→ What to produce: Scan the records for the word "number". Copy each line that includes it.

== == ==

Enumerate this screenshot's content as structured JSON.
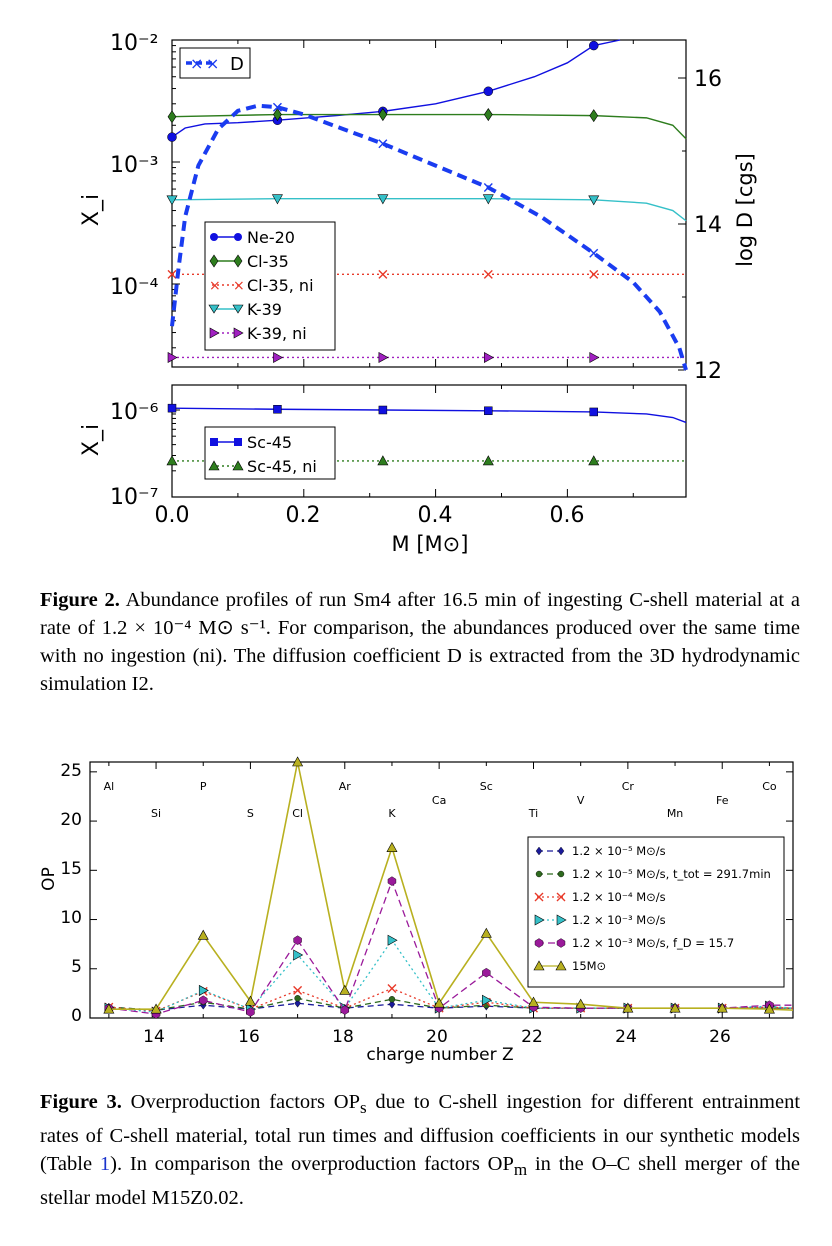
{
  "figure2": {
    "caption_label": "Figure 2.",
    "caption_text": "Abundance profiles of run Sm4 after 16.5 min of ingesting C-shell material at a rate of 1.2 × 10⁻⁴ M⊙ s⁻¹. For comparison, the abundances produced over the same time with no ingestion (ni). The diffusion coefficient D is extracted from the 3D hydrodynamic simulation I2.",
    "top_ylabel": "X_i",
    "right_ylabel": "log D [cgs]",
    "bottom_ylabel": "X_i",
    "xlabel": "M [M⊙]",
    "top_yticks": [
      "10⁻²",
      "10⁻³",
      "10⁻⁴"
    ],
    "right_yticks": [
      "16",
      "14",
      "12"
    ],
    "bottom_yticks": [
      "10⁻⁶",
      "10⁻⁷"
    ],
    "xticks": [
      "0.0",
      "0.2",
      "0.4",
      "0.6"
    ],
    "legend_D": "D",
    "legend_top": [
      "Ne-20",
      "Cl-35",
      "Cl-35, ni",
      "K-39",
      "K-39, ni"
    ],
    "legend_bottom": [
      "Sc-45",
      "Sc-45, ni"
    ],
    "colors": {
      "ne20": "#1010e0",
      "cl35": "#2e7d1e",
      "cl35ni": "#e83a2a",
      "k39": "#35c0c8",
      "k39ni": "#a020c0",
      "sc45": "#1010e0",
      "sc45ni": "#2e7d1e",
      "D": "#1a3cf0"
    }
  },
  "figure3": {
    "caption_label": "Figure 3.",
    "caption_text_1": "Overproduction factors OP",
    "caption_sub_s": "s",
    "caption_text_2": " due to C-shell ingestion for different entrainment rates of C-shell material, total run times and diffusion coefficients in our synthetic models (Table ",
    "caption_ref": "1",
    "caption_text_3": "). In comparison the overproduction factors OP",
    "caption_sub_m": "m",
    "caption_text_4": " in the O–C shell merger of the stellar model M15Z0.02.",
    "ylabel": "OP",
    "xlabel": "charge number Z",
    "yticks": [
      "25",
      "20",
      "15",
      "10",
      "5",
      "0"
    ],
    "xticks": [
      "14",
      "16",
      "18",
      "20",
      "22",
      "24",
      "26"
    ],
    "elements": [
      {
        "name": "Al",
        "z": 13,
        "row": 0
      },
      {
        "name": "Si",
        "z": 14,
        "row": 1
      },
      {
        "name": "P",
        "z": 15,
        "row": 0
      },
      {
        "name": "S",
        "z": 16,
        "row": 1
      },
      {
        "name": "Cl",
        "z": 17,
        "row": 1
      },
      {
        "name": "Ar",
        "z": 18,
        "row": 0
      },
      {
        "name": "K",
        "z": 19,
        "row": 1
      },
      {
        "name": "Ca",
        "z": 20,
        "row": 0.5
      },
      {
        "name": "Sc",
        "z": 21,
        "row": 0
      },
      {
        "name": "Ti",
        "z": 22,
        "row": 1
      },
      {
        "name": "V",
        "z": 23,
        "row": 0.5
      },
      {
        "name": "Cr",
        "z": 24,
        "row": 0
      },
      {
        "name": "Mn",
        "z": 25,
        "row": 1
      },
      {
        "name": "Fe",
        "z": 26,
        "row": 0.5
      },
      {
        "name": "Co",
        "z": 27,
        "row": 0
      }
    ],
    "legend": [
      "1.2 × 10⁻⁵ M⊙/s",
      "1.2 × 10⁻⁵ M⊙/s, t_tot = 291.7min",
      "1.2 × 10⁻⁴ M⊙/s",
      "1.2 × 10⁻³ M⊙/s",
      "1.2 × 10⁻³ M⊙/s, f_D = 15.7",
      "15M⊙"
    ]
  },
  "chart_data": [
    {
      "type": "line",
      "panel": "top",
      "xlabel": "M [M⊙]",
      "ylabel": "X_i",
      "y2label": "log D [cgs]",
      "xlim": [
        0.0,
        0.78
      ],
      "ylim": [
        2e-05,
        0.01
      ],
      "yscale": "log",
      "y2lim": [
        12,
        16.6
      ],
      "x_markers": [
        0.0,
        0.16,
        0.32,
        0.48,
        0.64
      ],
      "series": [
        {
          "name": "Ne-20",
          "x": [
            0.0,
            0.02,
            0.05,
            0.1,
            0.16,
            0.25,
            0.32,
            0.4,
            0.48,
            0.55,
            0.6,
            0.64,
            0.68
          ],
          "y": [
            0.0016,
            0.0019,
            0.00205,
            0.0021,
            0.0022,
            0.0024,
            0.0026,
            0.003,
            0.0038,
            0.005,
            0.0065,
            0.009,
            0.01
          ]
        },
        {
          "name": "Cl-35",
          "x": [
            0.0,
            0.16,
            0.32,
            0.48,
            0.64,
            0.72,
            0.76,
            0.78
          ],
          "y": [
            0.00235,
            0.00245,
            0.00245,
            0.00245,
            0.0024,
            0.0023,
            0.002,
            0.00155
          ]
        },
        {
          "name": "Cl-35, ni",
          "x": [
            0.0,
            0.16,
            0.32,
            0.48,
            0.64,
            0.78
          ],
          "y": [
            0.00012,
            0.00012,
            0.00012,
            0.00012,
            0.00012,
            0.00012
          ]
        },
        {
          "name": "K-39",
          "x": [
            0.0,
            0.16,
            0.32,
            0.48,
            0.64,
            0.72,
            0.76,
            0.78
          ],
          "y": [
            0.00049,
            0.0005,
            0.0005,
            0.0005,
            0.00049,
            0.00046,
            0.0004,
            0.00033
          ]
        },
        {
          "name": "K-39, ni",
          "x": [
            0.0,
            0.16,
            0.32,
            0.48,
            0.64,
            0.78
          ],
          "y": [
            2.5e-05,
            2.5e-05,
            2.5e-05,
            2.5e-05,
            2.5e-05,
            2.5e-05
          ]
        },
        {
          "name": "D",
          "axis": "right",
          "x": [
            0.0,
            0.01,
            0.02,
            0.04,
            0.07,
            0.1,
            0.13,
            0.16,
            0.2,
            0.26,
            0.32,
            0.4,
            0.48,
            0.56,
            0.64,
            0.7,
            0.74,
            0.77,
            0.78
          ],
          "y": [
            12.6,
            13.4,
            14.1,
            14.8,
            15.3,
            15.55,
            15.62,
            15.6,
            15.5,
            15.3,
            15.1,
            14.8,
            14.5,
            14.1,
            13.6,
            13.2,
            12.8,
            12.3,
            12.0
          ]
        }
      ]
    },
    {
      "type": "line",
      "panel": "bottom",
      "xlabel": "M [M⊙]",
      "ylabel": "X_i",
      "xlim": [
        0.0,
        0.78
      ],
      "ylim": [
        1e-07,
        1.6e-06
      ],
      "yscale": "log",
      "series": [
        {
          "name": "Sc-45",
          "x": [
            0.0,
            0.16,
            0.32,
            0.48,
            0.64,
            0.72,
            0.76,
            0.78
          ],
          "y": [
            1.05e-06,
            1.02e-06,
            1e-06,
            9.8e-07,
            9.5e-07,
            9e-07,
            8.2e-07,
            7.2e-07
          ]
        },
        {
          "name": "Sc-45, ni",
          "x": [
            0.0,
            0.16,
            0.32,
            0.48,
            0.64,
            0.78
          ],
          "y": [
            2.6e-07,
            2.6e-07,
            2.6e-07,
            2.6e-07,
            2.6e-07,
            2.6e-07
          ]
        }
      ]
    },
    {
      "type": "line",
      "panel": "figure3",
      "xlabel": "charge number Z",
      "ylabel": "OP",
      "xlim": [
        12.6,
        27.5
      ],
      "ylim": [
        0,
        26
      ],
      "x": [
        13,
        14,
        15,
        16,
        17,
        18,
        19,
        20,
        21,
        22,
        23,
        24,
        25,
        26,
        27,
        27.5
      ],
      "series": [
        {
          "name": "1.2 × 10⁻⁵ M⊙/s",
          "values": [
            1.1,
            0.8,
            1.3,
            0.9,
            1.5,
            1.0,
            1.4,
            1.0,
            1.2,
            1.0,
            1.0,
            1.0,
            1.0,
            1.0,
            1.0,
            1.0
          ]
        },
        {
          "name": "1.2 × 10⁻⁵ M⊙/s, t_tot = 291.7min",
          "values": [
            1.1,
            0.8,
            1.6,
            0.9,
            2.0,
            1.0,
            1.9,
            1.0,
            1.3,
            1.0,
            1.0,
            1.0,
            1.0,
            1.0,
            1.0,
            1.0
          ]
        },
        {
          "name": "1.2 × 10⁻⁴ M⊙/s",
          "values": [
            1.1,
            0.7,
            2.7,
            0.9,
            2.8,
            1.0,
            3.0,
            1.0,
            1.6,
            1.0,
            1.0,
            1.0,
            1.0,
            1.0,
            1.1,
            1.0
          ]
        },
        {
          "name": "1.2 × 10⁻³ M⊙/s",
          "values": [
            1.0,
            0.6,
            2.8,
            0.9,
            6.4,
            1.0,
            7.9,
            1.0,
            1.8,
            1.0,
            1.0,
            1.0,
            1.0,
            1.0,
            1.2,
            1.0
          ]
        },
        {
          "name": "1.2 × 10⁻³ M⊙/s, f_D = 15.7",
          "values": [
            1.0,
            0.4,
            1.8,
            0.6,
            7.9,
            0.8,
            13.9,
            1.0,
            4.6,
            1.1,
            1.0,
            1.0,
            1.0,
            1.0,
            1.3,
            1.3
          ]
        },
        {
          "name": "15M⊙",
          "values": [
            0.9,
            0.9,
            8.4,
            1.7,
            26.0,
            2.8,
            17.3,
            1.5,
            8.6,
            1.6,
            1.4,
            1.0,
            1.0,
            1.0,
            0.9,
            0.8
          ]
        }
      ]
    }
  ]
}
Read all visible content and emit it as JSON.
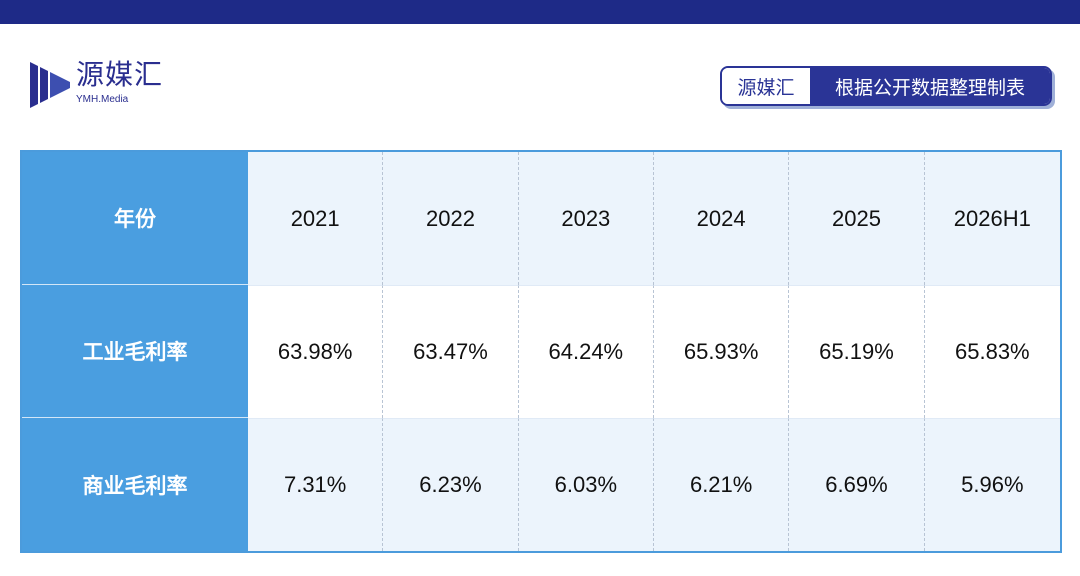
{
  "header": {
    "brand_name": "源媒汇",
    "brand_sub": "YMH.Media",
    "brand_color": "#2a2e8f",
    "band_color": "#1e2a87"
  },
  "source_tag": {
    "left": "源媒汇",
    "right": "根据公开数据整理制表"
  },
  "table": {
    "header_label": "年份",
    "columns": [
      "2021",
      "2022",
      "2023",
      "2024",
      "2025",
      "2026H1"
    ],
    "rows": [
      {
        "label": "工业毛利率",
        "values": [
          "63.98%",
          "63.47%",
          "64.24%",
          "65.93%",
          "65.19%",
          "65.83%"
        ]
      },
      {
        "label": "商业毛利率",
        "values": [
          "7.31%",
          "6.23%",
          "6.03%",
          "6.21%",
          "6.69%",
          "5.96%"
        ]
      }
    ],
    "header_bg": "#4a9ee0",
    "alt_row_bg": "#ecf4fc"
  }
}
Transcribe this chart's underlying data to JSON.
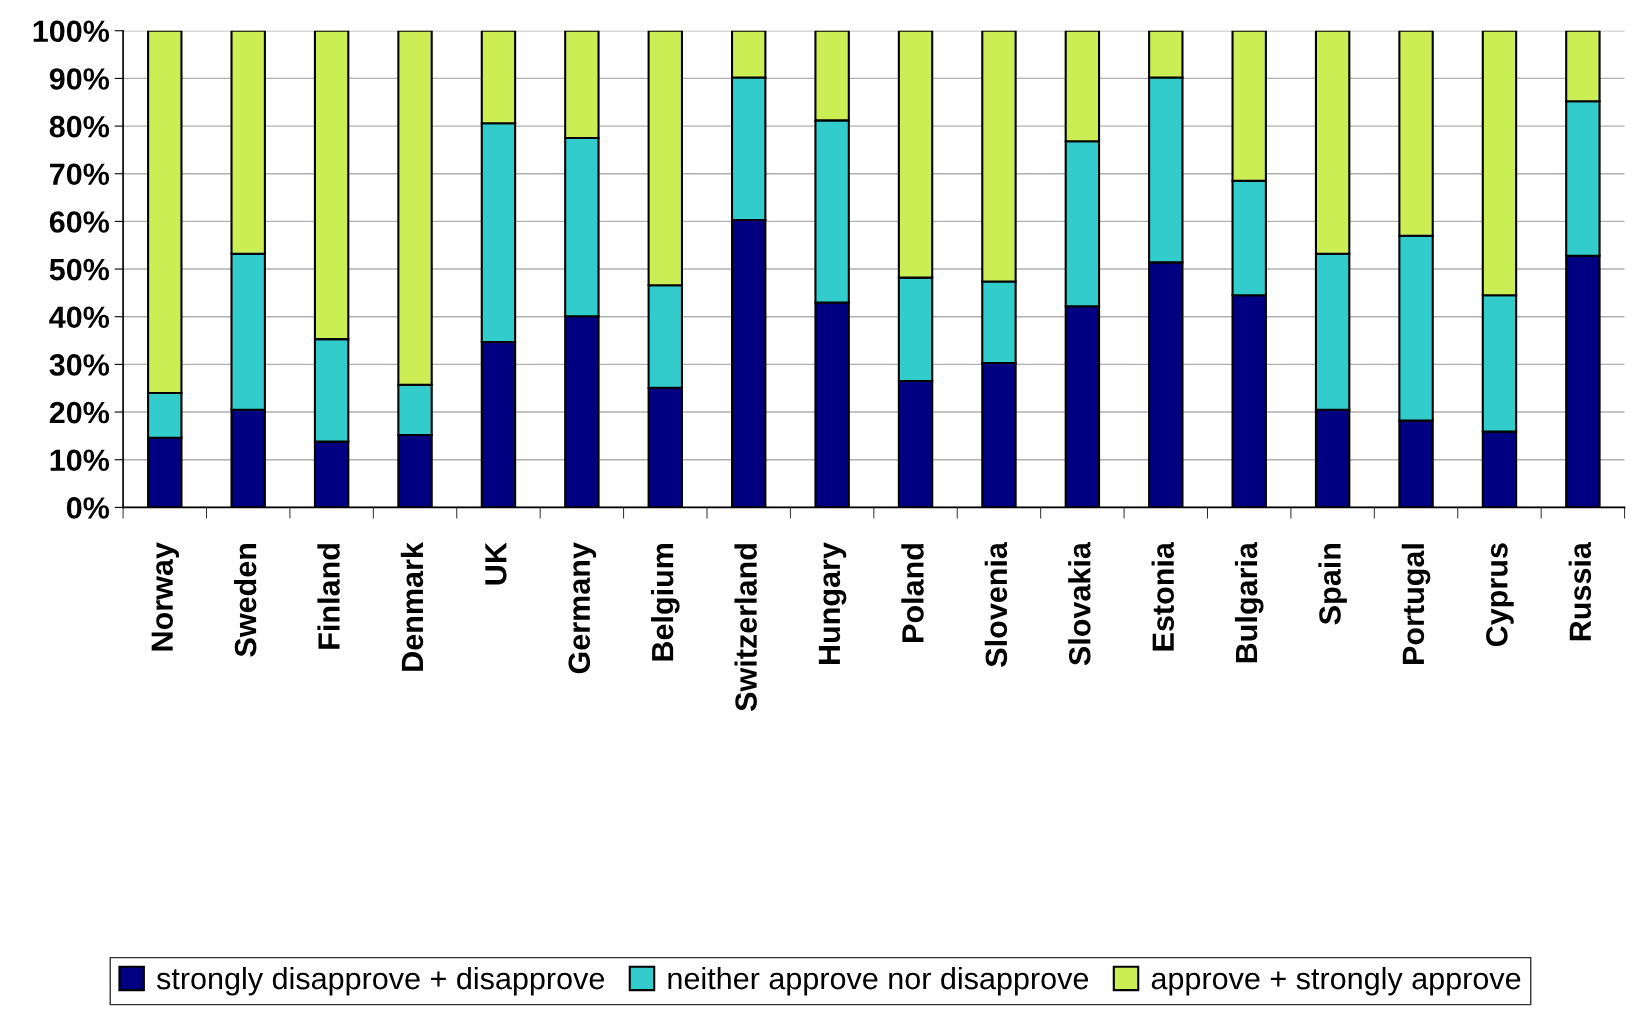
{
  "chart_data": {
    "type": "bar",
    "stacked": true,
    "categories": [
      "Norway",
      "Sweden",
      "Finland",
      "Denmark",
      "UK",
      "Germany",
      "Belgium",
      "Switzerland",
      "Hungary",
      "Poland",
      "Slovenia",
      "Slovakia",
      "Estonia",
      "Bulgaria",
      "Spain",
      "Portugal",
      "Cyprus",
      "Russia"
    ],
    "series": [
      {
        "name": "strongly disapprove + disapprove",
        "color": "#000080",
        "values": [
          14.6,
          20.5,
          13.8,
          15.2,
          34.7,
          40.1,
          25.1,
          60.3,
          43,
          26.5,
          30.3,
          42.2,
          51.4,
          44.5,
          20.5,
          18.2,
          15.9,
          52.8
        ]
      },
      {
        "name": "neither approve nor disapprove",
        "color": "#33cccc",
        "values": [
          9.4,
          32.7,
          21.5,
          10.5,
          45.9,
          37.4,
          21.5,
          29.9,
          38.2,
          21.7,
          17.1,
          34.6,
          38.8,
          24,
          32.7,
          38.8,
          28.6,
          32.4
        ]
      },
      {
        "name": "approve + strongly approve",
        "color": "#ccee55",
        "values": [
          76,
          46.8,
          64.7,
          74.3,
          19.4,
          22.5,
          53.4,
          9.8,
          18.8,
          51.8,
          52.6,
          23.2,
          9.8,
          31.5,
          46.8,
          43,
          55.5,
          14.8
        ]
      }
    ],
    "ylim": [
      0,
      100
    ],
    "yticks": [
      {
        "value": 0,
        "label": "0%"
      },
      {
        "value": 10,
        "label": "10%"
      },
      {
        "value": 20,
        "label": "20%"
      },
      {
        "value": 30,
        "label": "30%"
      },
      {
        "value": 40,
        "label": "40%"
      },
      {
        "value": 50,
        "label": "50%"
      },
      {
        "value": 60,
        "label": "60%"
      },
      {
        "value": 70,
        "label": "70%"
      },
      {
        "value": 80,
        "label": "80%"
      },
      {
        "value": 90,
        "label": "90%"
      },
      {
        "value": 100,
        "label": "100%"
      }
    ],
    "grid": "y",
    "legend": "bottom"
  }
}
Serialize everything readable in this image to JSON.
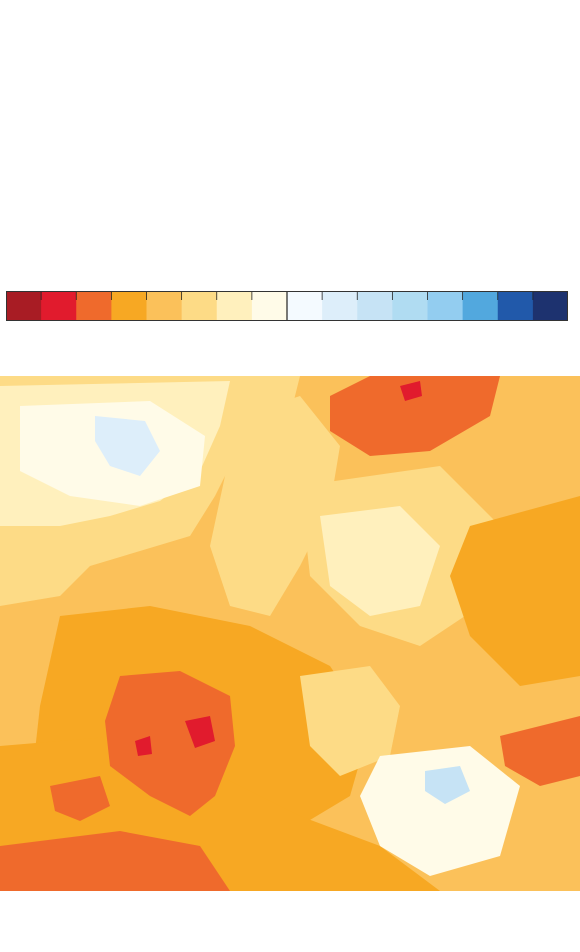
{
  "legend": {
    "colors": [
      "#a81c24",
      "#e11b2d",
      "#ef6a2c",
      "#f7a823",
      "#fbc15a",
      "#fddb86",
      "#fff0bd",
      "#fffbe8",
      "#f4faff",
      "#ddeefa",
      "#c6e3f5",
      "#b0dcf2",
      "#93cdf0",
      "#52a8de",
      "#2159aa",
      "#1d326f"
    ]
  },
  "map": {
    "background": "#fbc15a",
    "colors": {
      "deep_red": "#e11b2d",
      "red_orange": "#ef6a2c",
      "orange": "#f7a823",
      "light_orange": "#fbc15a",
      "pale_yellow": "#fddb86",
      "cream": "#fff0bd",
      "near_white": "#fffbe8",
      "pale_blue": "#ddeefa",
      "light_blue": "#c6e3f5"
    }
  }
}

== == ==

→ Result of this task:
    "xlabel": "charge number Z",
      "xlabel": "charge number Z",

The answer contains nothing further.